* [SET EXERCISE] Reproduce every entry below precisely. Pictures are excluded from the copy.

* [EXERCISE INPUTS]
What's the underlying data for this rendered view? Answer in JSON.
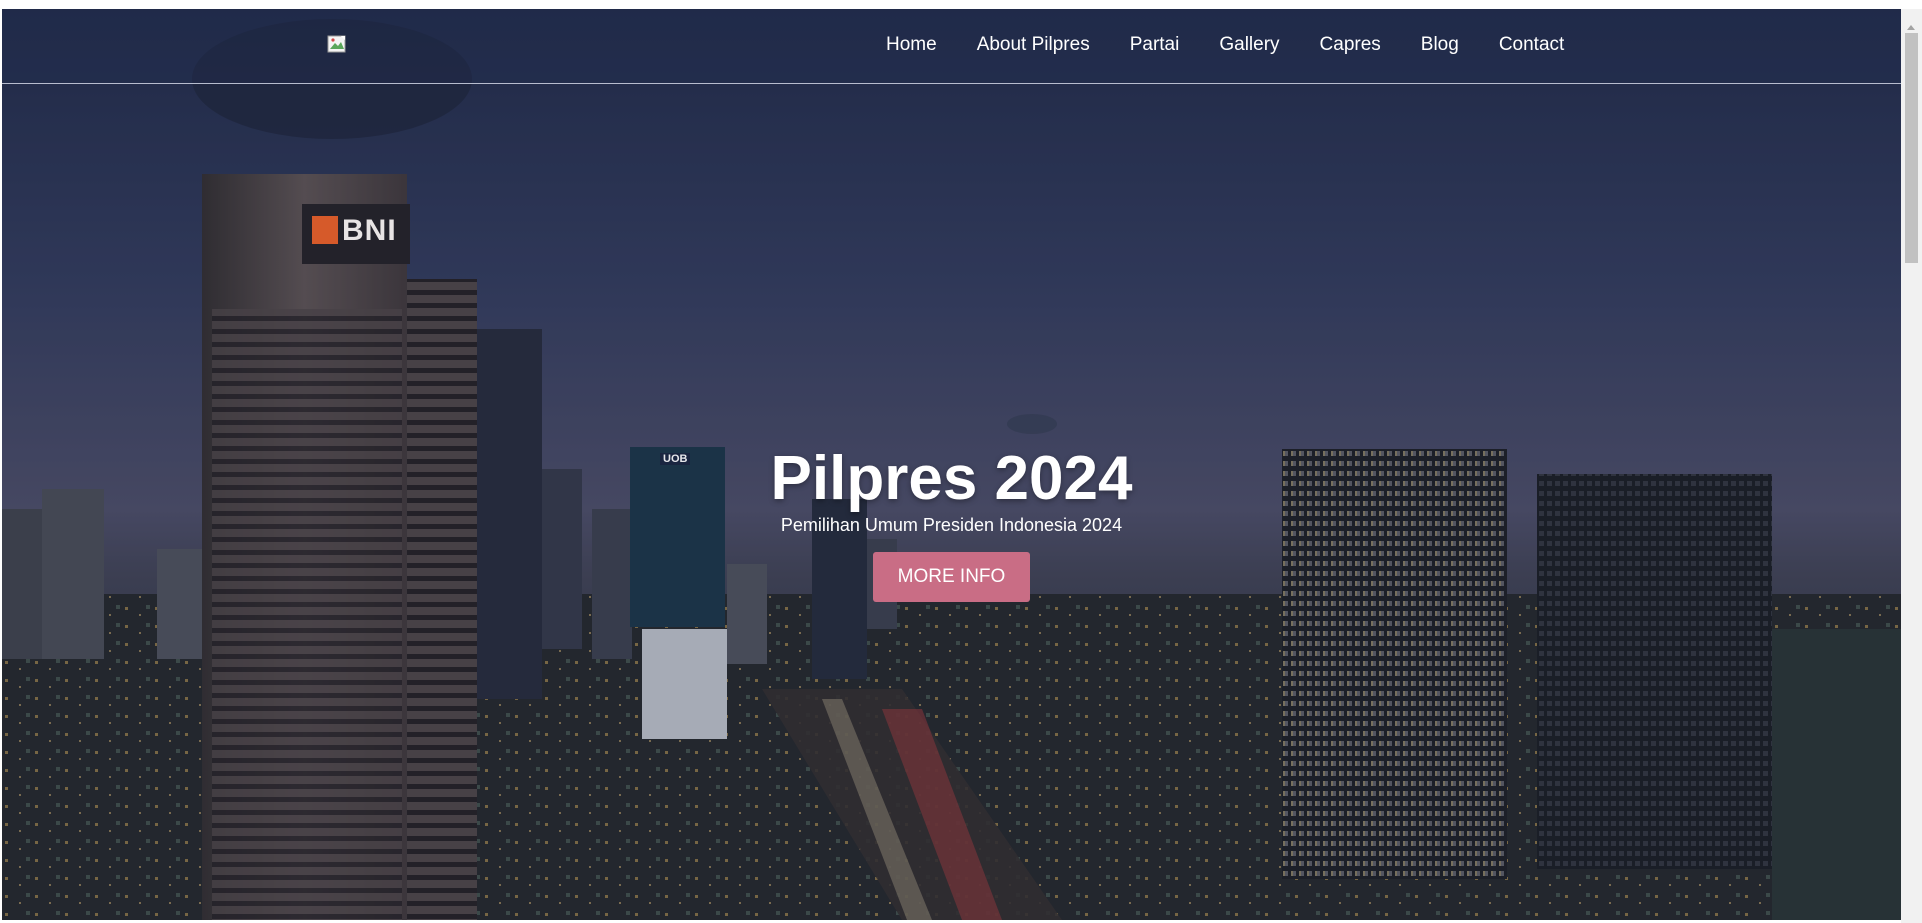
{
  "header": {
    "logo_alt": "",
    "nav": [
      {
        "label": "Home"
      },
      {
        "label": "About Pilpres"
      },
      {
        "label": "Partai"
      },
      {
        "label": "Gallery"
      },
      {
        "label": "Capres"
      },
      {
        "label": "Blog"
      },
      {
        "label": "Contact"
      }
    ]
  },
  "hero": {
    "title": "Pilpres 2024",
    "subtitle": "Pemilihan Umum Presiden Indonesia 2024",
    "button_label": "MORE INFO",
    "background_image": "city-skyline-night",
    "building_sign_text": "BNI",
    "small_sign_text": "UOB"
  },
  "colors": {
    "button": "#c96d85",
    "nav_text": "#ffffff",
    "sky": "#3b4466"
  }
}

* [TASK RESPONSE]
What's the underlying data for this rendered view? Answer in JSON.
{
  "header": {
    "logo_alt": "",
    "nav": [
      {
        "label": "Home"
      },
      {
        "label": "About Pilpres"
      },
      {
        "label": "Partai"
      },
      {
        "label": "Gallery"
      },
      {
        "label": "Capres"
      },
      {
        "label": "Blog"
      },
      {
        "label": "Contact"
      }
    ]
  },
  "hero": {
    "title": "Pilpres 2024",
    "subtitle": "Pemilihan Umum Presiden Indonesia 2024",
    "button_label": "MORE INFO",
    "background_image": "city-skyline-night",
    "building_sign_text": "BNI",
    "small_sign_text": "UOB"
  },
  "colors": {
    "button": "#c96d85",
    "nav_text": "#ffffff",
    "sky": "#3b4466"
  }
}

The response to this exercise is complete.